To do:
Gather each line of the entries below that includes "JSON".

****************************************

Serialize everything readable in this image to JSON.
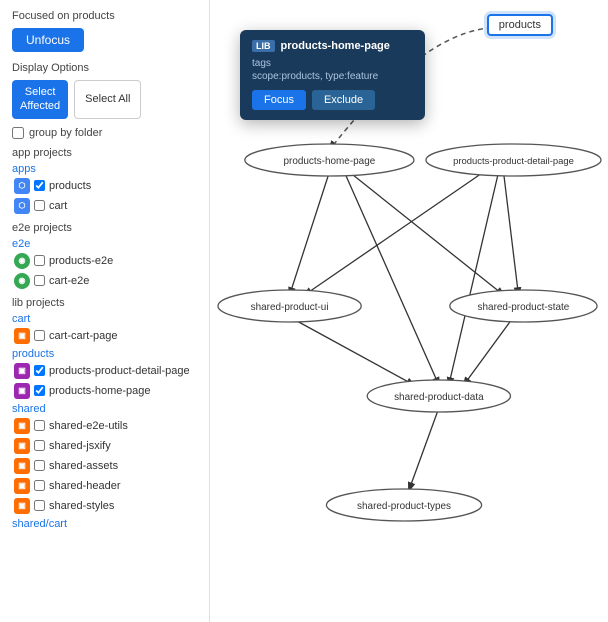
{
  "sidebar": {
    "focused_label": "Focused on products",
    "unfocus_btn": "Unfocus",
    "display_options_label": "Display Options",
    "select_affected_btn": "Select\nAffected",
    "select_all_btn": "Select All",
    "group_by_folder_label": "group by folder",
    "app_projects_label": "app projects",
    "app_section": "apps",
    "e2e_projects_label": "e2e projects",
    "e2e_section": "e2e",
    "lib_projects_label": "lib projects",
    "lib_cart_section": "cart",
    "lib_products_section": "products",
    "lib_shared_section": "shared",
    "lib_shared_cart_section": "shared/cart",
    "app_items": [
      {
        "name": "products",
        "checked": true,
        "icon": "apps"
      },
      {
        "name": "cart",
        "checked": false,
        "icon": "apps"
      }
    ],
    "e2e_items": [
      {
        "name": "products-e2e",
        "checked": false,
        "icon": "e2e"
      },
      {
        "name": "cart-e2e",
        "checked": false,
        "icon": "e2e"
      }
    ],
    "lib_cart_items": [
      {
        "name": "cart-cart-page",
        "checked": false,
        "icon": "lib"
      }
    ],
    "lib_products_items": [
      {
        "name": "products-product-detail-page",
        "checked": true,
        "icon": "lib2"
      },
      {
        "name": "products-home-page",
        "checked": true,
        "icon": "lib2"
      }
    ],
    "lib_shared_items": [
      {
        "name": "shared-e2e-utils",
        "checked": false,
        "icon": "lib"
      },
      {
        "name": "shared-jsxify",
        "checked": false,
        "icon": "lib"
      },
      {
        "name": "shared-assets",
        "checked": false,
        "icon": "lib"
      },
      {
        "name": "shared-header",
        "checked": false,
        "icon": "lib"
      },
      {
        "name": "shared-styles",
        "checked": false,
        "icon": "lib"
      }
    ]
  },
  "tooltip": {
    "lib_badge": "LIB",
    "title": "products-home-page",
    "tags_label": "tags",
    "tags": "scope:products, type:feature",
    "focus_btn": "Focus",
    "exclude_btn": "Exclude"
  },
  "graph": {
    "products_node": "products",
    "nodes": [
      "products-home-page",
      "products-product-detail-page",
      "shared-product-ui",
      "shared-product-state",
      "shared-product-data",
      "shared-product-types"
    ]
  }
}
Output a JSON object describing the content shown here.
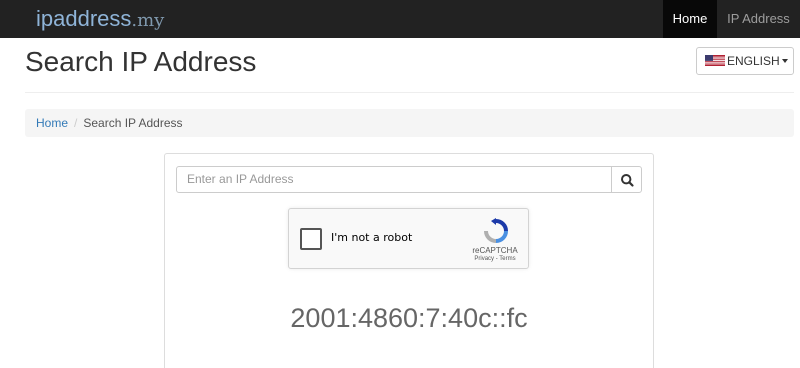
{
  "navbar": {
    "brand_name": "ipaddress",
    "brand_tld": ".my",
    "items": [
      {
        "label": "Home",
        "active": true
      },
      {
        "label": "IP Address",
        "active": false
      }
    ]
  },
  "header": {
    "title": "Search IP Address",
    "language_button": "ENGLISH",
    "language_flag_icon": "us-flag-icon"
  },
  "breadcrumb": {
    "home": "Home",
    "current": "Search IP Address"
  },
  "search": {
    "placeholder": "Enter an IP Address",
    "button_icon": "search-icon"
  },
  "recaptcha": {
    "label": "I'm not a robot",
    "brand": "reCAPTCHA",
    "terms": "Privacy - Terms"
  },
  "result": {
    "ip": "2001:4860:7:40c::fc"
  },
  "colors": {
    "navbar_bg": "#222222",
    "brand": "#8fb4d8",
    "link": "#337ab7"
  }
}
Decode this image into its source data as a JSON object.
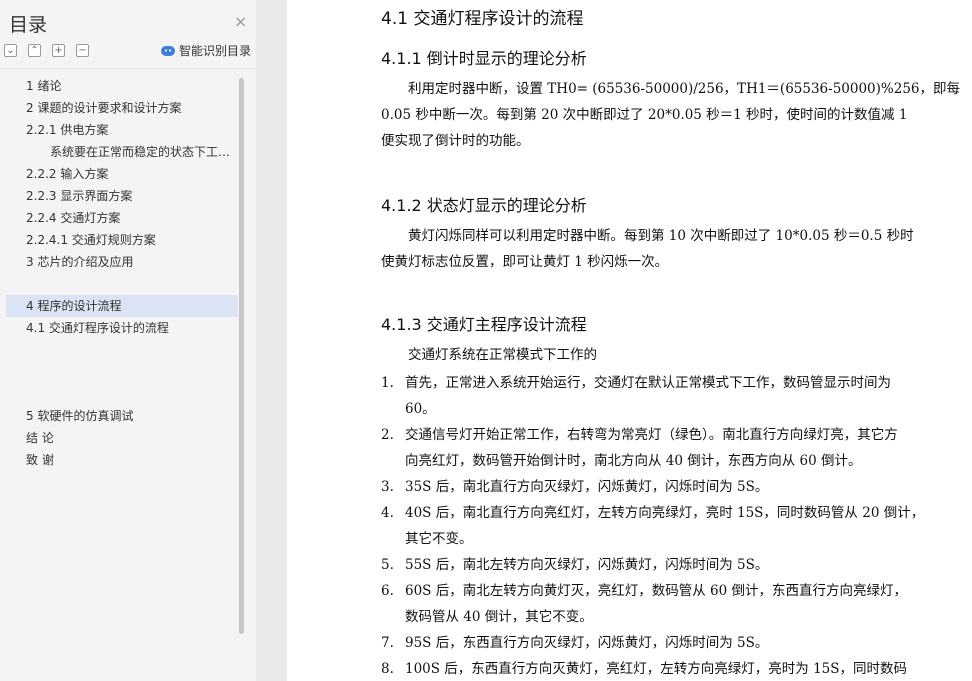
{
  "sidebar": {
    "title": "目录",
    "close_label": "×",
    "tool_collapse": "⌄",
    "tool_expand": "⌃",
    "tool_plus": "+",
    "tool_minus": "−",
    "smart_label": "智能识别目录",
    "toc": [
      {
        "label": "1   绪论",
        "level": 1
      },
      {
        "label": "2   课题的设计要求和设计方案",
        "level": 1
      },
      {
        "label": "2.2.1  供电方案",
        "level": 1
      },
      {
        "label": "系统要在正常而稳定的状态下工作，",
        "level": 3
      },
      {
        "label": "2.2.2  输入方案",
        "level": 1
      },
      {
        "label": "2.2.3  显示界面方案",
        "level": 1
      },
      {
        "label": "2.2.4 交通灯方案",
        "level": 1
      },
      {
        "label": "2.2.4.1 交通灯规则方案",
        "level": 1
      },
      {
        "label": "3   芯片的介绍及应用",
        "level": 1
      },
      {
        "label": "4   程序的设计流程",
        "level": 1,
        "selected": true
      },
      {
        "label": "4.1  交通灯程序设计的流程",
        "level": 1
      },
      {
        "label": "5   软硬件的仿真调试",
        "level": 1
      },
      {
        "label": "结  论",
        "level": 1
      },
      {
        "label": "致  谢",
        "level": 1
      }
    ]
  },
  "doc": {
    "h41": "4.1  交通灯程序设计的流程",
    "h411": "4.1.1 倒计时显示的理论分析",
    "p411_1": "利用定时器中断，设置  TH0= (65536-50000)/256，TH1＝(65536-50000)%256，即每",
    "p411_2": "0.05 秒中断一次。每到第 20 次中断即过了 20*0.05 秒＝1 秒时，使时间的计数值减 1",
    "p411_3": "便实现了倒计时的功能。",
    "h412": "4.1.2 状态灯显示的理论分析",
    "p412_1": "黄灯闪烁同样可以利用定时器中断。每到第 10 次中断即过了 10*0.05 秒＝0.5 秒时",
    "p412_2": "使黄灯标志位反置，即可让黄灯 1 秒闪烁一次。",
    "h413": "4.1.3  交通灯主程序设计流程",
    "p413": "交通灯系统在正常模式下工作的",
    "list": [
      {
        "num": "1.",
        "lines": [
          "首先，正常进入系统开始运行，交通灯在默认正常模式下工作，数码管显示时间为",
          "60。"
        ]
      },
      {
        "num": "2.",
        "lines": [
          "交通信号灯开始正常工作，右转弯为常亮灯（绿色）。南北直行方向绿灯亮，其它方",
          "向亮红灯，数码管开始倒计时，南北方向从 40 倒计，东西方向从 60 倒计。"
        ]
      },
      {
        "num": "3.",
        "lines": [
          "35S 后，南北直行方向灭绿灯，闪烁黄灯，闪烁时间为 5S。"
        ]
      },
      {
        "num": "4.",
        "lines": [
          "40S 后，南北直行方向亮红灯，左转方向亮绿灯，亮时 15S，同时数码管从 20 倒计，",
          "其它不变。"
        ]
      },
      {
        "num": "5.",
        "lines": [
          "55S 后，南北左转方向灭绿灯，闪烁黄灯，闪烁时间为 5S。"
        ]
      },
      {
        "num": "6.",
        "lines": [
          "60S 后，南北左转方向黄灯灭，亮红灯，数码管从 60 倒计，东西直行方向亮绿灯，",
          "数码管从 40 倒计，其它不变。"
        ]
      },
      {
        "num": "7.",
        "lines": [
          "95S 后，东西直行方向灭绿灯，闪烁黄灯，闪烁时间为 5S。"
        ]
      },
      {
        "num": "8.",
        "lines": [
          "100S 后，东西直行方向灭黄灯，亮红灯，左转方向亮绿灯，亮时为 15S，同时数码"
        ]
      }
    ]
  }
}
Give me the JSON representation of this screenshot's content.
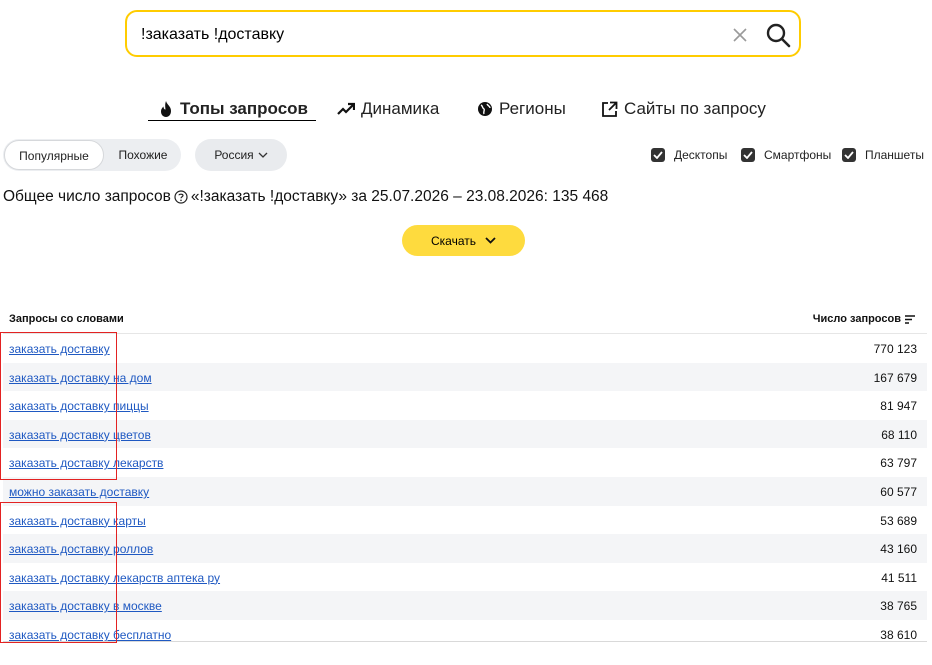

****************************************

The solution:
Serialize everything readable in this image to JSON.
Output a JSON object describing the content shown here.
Decode this image into its source data as a JSON object.
Give me the JSON representation of this screenshot's content.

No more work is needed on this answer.